The Race for Governor
Can Pete Wilson be California's "Comeback Kid"?





by Steve Scott

Copyright 1994, California Journal

In all of the turmoil that has accompanied the 1994 race for
governor, Pete Wilson and Kathleen Brown share one dirty little secret.
Both the incumbent Republican governor and the Democratic state treasurer
trying to unseat him fail a basic test of human sensibility. Each has a
defect in his or her judgment so basic as to call into question whether
either is a sensible choice to lead the state into the 21st Century.

They both actually want the job.

Sure, being governor carries perks, among them a good salary,
generous benefits, a nice office (several, in fact), a large staff and
lots of power. All your letters to the editor get printed and you can
hire people who bullied you in school and boss them around. On the other
hand, the next governor of California carries an awesome, almost
crushing burden. He or she must lead a state that has run out of luck,
time and easy answers. There is ample reason to question the sense, if
not the sanity, of any two people who actually covet such a no-win
objective.

· · · · · · ·

• [TASKS AND EXERCISES]:
**a)** Answer these questions about the governor's race article, one per line:
(i) Which office does Kathleen Brown hold?
(ii) What three things has the state run out of, according to the article?
(iii) What year's race for governor does the article cover?
**b)** Update the governor's race article starting with "by Steve Scott" and going on through "the 21st Century.", putting "new millennium" in place of "21st Century".
**c)** Write the next few paragraphs of the article on the 1994 California governor's race, picking up after its final sentence.
The rows after this point are separate from the governor's race article.

· · · · · · ·

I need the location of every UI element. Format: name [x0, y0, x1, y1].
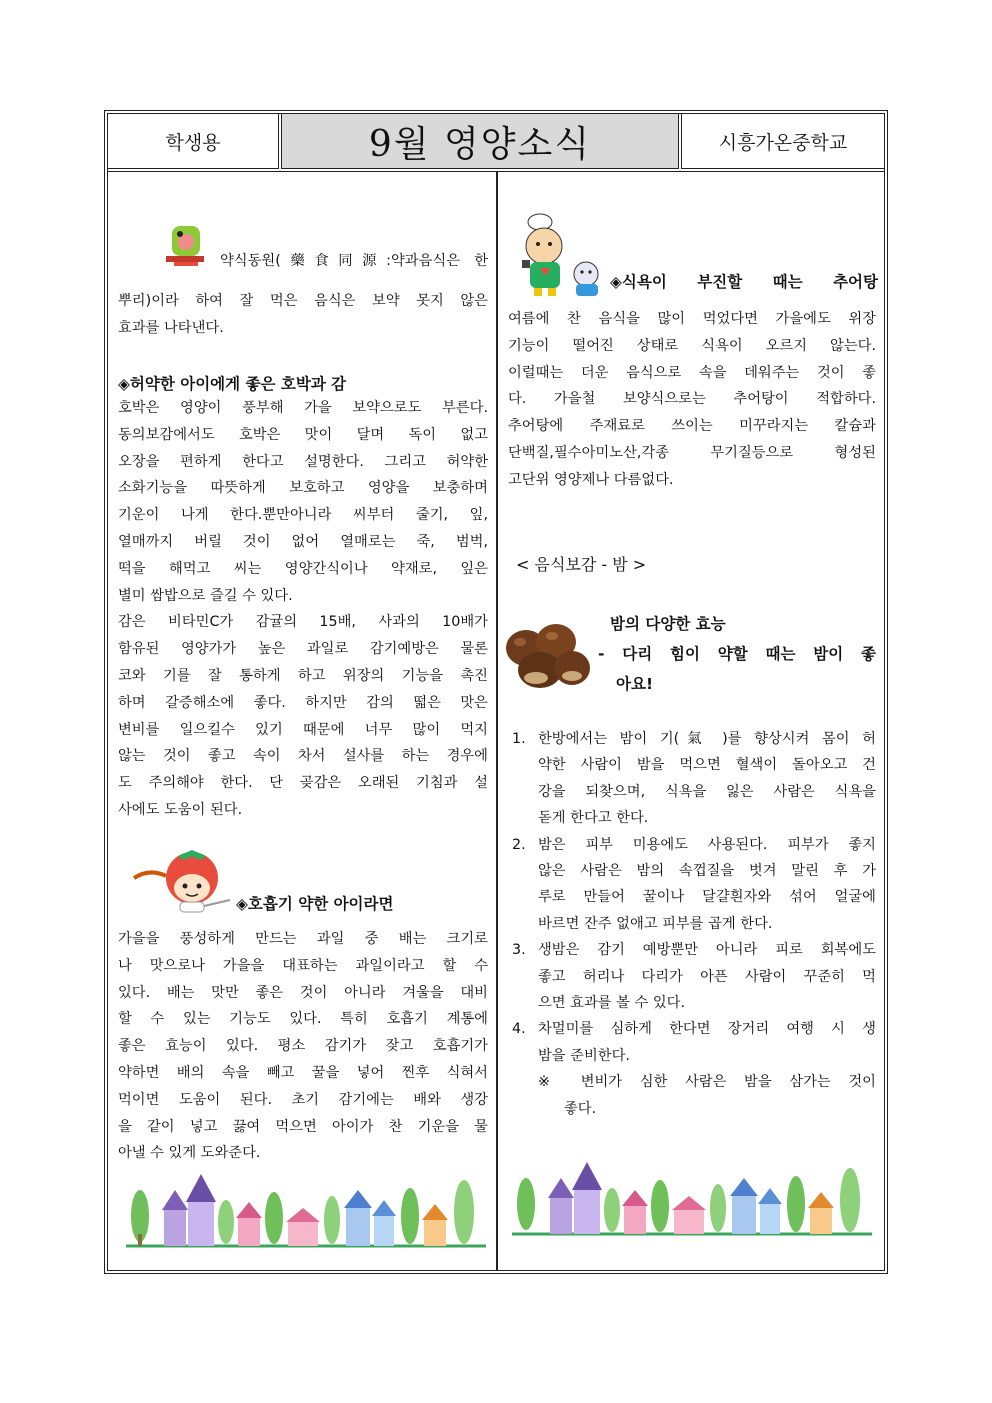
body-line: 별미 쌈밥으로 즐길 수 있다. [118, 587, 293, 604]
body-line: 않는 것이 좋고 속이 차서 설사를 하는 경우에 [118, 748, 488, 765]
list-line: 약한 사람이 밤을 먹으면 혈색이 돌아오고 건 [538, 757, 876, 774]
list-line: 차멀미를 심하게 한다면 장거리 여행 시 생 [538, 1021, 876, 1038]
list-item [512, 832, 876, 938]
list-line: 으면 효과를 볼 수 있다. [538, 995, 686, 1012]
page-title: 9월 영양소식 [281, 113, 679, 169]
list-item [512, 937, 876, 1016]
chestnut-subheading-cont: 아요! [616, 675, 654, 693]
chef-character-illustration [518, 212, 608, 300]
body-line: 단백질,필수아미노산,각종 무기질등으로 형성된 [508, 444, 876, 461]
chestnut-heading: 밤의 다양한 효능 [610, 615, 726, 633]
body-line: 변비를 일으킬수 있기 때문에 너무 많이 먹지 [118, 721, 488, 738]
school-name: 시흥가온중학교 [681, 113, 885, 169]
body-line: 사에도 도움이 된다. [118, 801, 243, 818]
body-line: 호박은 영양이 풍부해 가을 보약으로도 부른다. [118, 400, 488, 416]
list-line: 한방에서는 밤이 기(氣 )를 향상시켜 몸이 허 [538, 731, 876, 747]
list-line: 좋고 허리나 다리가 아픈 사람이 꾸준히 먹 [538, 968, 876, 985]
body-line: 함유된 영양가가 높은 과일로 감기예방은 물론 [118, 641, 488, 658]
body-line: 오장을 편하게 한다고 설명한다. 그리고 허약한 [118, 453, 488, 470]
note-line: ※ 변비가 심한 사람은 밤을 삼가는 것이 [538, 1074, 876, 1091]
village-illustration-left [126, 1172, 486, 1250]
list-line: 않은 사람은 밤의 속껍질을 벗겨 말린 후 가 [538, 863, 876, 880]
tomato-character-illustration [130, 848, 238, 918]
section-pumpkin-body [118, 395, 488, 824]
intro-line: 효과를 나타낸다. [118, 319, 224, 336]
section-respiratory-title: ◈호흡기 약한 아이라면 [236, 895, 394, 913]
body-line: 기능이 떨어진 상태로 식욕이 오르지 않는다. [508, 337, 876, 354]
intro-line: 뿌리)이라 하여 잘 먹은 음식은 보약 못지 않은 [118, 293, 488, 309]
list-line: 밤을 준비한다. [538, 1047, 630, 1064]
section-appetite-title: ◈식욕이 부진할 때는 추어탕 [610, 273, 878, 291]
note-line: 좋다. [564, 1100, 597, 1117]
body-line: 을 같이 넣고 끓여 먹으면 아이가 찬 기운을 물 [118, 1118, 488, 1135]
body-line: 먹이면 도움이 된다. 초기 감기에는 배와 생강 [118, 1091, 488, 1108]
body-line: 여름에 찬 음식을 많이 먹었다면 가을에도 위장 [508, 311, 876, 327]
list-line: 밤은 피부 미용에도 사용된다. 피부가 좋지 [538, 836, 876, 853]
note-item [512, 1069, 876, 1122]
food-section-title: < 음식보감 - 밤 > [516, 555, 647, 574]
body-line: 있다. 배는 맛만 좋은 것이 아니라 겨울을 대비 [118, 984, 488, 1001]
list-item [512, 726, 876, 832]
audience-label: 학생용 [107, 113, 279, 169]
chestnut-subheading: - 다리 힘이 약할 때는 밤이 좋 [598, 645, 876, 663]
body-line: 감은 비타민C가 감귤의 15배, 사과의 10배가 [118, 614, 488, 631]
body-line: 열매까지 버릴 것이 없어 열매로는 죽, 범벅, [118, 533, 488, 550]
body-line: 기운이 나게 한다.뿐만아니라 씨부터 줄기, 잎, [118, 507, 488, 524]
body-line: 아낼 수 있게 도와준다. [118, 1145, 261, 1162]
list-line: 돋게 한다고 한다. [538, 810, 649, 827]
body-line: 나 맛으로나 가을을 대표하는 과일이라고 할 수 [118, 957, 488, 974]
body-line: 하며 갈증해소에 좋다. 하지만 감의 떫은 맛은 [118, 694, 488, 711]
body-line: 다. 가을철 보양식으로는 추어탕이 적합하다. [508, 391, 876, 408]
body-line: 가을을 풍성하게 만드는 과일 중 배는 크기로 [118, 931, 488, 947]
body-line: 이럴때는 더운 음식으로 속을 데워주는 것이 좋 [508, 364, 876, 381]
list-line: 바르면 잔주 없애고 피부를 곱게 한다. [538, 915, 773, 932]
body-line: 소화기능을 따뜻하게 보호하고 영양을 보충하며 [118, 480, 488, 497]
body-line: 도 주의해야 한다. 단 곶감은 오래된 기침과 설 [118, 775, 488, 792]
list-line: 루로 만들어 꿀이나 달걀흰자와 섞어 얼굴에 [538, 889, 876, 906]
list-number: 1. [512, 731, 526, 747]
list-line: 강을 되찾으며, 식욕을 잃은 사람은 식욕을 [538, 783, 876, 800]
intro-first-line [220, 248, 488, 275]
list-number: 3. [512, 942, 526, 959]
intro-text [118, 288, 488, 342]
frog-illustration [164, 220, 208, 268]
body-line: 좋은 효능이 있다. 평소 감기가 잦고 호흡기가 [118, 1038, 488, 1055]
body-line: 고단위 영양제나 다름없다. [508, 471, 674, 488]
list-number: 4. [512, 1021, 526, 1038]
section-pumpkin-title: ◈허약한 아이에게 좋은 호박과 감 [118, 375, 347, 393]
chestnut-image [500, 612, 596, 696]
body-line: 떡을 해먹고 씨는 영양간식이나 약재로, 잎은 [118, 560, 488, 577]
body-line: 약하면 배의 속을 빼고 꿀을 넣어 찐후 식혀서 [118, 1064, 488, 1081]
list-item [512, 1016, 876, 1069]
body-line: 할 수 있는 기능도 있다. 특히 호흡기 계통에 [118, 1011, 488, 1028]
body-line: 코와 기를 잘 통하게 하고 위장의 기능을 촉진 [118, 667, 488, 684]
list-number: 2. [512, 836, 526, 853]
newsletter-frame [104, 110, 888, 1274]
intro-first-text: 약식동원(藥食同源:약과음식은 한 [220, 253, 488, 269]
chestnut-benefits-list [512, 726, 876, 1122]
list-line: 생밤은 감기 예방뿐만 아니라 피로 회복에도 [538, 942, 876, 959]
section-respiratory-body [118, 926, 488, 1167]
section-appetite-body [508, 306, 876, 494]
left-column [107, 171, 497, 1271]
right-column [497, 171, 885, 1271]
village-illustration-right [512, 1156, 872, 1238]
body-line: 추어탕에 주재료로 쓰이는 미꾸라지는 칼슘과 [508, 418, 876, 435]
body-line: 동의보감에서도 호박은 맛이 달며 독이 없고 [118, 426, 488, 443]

· · · · · · ·

• [ANSWERS PROVIDED]:
**a)**
(i) She is the Democratic state treasurer.
(ii) Luck, time and easy answers.
(iii) 1994.

**b)**
by Steve Scott

Copyright 1994, California Journal

In all of the turmoil that has accompanied the 1994 race for
governor, Pete Wilson and Kathleen Brown share one dirty little secret.
Both the incumbent Republican governor and the Democratic state treasurer
trying to unseat him fail a basic test of human sensibility. Each has a
defect in his or her judgment so basic as to call into question whether
either is a sensible choice to lead the state into the new millennium.

**c)**
While California's ponderous challenges have been decades in the
making, much of the pessimism Californians feel about themselves and
their state has developed during the decade of the 1990s. That would
seem to be a big problem for Peter Barton Wilson, the beleaguered
incumbent seeking another four years in office. Certainly Californians
are far from enamored with the way he's handled things to date,
repeatedly giving him approval ratings among the lowest ever recorded
for a state chief executive. And yet, with less than two months to go
before election day, Wilson stands at least an even chance of winning,
pulling ahead of challenger Kathleen Brown among likely voters in
several statewide surveys.

"I've had a strategic role in two campaigns where Pete Wilson beat my
candidate," says Democratic political consultant Darry Sragow. "This guy
knows how to win elections."

Things looked a whole lot different in the spring of 1993, when Brown
held a lead of more than 20 points over Wilson in the statewide Field
Poll. California's economy was in the dumper, despite signs of recovery
elsewhere, and Wilson was still smarting from the fallout stemming from
1992's 64-day budget stalemate. Brown was riding high, thanks to the
"year of the woman" and the family name. "Jerry's brains, and Pat's
political savvy" was the tag, a reference to the positive traits of the
last two Democratic governors, who are her brother and father,
respectively. The national media gushed, brushing off the two white,
males that stood in her way -- Insurance Commissioner John Garamendi in
the Democratic primary, and Wilson in the general.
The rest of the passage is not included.